What this task involves: Extract all lines from the data beneath that include the word "обращения".
Start of Stored data
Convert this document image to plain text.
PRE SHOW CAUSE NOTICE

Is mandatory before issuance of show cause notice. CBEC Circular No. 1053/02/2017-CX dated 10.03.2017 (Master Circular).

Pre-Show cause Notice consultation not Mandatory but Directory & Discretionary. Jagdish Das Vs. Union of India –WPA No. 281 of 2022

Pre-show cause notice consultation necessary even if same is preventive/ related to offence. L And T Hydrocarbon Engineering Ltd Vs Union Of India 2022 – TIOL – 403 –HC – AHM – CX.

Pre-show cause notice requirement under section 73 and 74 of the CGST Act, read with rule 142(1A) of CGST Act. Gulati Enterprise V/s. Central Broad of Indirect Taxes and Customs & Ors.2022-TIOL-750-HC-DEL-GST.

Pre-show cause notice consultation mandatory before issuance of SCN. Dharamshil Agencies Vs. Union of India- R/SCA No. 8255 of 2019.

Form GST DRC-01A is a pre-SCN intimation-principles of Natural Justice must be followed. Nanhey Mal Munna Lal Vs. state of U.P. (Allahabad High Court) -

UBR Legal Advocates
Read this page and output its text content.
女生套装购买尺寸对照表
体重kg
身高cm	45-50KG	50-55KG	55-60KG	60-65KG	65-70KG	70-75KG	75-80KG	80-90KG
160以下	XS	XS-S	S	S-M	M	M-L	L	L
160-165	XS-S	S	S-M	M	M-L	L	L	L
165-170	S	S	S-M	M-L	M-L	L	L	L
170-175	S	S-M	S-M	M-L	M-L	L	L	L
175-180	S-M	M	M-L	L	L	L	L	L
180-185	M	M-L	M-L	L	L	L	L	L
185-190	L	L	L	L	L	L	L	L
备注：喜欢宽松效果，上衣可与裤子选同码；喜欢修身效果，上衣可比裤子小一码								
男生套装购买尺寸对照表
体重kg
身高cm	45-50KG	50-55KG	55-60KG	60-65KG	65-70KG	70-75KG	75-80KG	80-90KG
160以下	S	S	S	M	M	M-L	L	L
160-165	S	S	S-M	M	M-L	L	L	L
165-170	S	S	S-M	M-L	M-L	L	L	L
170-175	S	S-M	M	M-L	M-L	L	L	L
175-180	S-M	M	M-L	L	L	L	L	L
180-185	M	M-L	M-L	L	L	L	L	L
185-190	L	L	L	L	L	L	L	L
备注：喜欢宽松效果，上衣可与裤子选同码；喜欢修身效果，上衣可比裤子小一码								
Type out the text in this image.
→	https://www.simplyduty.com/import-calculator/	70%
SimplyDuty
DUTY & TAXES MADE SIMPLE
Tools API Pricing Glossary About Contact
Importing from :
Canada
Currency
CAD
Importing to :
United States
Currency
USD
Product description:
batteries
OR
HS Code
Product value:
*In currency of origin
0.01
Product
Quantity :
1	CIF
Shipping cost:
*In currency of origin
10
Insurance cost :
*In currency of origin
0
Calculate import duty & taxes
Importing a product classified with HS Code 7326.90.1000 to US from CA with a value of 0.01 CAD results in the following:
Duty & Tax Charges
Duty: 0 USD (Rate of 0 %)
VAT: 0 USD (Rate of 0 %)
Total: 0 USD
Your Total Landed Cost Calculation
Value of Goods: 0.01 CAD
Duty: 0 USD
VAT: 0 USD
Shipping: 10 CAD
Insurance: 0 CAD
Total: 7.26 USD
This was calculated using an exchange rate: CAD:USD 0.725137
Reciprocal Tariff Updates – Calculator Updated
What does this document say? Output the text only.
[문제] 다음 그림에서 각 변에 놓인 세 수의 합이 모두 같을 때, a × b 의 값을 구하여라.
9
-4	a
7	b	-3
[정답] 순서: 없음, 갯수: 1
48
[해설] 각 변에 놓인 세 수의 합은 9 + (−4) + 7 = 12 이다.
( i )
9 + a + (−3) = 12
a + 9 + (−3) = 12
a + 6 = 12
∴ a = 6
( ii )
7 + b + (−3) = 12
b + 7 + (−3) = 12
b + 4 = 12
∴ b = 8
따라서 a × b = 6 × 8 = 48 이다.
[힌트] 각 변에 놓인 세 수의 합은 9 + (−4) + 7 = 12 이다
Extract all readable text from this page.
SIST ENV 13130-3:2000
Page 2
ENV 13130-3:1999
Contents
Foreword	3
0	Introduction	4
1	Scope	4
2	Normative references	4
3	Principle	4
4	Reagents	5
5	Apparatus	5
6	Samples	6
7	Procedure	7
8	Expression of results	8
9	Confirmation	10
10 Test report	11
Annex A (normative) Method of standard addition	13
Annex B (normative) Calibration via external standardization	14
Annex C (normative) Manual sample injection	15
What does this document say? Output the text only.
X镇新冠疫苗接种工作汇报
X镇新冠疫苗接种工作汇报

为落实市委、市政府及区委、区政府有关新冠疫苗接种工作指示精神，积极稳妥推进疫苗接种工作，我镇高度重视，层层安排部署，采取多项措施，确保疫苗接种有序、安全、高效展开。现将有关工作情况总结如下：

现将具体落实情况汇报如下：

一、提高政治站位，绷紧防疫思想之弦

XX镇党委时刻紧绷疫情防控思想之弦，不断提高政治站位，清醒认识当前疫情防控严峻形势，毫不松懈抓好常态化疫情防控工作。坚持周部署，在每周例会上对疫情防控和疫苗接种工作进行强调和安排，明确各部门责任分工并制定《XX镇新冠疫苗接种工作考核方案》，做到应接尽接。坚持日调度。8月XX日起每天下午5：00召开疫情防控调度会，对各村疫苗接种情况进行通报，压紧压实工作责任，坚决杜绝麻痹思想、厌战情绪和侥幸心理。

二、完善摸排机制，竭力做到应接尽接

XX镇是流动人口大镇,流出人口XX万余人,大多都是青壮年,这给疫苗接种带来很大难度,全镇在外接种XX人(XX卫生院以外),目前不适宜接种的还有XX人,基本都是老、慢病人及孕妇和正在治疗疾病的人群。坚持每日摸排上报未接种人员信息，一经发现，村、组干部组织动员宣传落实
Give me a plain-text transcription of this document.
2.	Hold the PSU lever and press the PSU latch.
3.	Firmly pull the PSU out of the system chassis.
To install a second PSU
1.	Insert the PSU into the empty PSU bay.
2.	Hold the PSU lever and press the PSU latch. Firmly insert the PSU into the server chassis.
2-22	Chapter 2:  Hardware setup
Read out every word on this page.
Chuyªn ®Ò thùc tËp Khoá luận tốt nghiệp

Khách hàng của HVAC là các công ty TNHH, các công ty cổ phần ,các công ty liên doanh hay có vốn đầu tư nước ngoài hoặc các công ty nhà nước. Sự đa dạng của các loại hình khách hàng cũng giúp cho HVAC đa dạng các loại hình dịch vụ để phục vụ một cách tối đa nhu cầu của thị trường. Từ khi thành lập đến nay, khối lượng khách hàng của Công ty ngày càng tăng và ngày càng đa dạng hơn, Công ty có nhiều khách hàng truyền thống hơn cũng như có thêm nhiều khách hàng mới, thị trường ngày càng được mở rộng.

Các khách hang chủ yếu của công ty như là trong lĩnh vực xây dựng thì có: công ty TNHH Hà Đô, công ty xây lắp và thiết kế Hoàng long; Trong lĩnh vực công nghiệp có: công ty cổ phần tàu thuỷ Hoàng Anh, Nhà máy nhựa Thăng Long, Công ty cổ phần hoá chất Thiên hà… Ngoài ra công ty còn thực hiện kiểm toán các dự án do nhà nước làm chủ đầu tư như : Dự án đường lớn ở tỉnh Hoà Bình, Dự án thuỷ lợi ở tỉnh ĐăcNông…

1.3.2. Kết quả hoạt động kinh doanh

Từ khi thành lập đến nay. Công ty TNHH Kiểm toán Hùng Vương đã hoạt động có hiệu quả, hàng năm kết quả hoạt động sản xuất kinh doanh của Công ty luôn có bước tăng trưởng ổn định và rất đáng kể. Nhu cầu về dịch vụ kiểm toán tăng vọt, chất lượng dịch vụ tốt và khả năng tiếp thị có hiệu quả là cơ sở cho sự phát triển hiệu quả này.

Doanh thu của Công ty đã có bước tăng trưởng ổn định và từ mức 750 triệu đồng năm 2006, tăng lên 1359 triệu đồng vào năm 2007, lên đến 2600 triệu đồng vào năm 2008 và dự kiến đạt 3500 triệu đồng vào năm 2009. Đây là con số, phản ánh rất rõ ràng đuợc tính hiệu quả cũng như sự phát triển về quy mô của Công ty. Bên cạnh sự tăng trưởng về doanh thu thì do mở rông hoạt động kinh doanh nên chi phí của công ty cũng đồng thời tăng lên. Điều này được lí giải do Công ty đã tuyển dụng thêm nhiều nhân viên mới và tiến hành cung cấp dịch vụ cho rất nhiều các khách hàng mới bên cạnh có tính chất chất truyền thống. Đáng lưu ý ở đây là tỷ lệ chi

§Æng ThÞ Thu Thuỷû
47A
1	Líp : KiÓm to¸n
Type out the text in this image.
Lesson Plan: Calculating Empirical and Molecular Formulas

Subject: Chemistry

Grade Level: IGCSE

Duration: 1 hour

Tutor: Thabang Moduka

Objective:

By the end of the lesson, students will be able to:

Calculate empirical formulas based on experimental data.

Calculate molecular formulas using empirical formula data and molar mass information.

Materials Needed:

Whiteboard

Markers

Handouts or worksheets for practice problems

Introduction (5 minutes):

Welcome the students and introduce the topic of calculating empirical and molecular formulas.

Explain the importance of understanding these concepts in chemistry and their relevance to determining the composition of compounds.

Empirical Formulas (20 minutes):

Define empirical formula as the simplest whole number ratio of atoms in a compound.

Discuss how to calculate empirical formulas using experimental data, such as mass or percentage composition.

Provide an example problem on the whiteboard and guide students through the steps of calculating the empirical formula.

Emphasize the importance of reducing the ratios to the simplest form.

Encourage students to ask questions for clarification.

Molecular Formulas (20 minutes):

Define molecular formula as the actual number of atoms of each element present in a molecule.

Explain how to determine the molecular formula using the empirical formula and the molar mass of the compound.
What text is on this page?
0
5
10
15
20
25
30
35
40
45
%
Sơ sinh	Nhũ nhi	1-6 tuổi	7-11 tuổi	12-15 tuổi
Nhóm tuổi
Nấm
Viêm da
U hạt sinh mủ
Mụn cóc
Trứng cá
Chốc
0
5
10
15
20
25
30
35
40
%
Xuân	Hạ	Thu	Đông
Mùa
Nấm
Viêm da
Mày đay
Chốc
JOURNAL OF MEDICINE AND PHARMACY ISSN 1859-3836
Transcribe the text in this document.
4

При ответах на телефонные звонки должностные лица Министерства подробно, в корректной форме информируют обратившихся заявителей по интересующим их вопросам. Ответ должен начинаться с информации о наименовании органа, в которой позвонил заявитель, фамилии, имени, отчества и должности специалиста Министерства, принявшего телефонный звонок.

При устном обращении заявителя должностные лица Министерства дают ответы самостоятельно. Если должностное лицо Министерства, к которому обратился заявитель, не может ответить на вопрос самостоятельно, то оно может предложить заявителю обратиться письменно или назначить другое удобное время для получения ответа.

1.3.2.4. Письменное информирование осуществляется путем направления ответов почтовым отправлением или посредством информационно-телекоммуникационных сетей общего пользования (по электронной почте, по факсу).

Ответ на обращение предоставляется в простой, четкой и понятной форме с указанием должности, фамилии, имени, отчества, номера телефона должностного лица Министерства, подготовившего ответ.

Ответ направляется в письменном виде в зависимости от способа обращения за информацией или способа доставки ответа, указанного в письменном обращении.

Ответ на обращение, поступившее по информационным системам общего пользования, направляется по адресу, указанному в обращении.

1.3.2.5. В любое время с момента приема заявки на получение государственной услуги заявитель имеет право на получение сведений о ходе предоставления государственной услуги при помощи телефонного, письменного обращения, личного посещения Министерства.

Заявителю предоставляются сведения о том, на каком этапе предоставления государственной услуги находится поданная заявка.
End of Stored data
The answer:
Ответ направляется в письменном виде в зависимости от способа обращения за информацией или способа доставки ответа, указанного в письменном обращении.
1.3.2.5. В любое время с момента приема заявки на получение государственной услуги заявитель имеет право на получение сведений о ходе предоставления государственной услуги при помощи телефонного, письменного обращения, личного посещения Министерства.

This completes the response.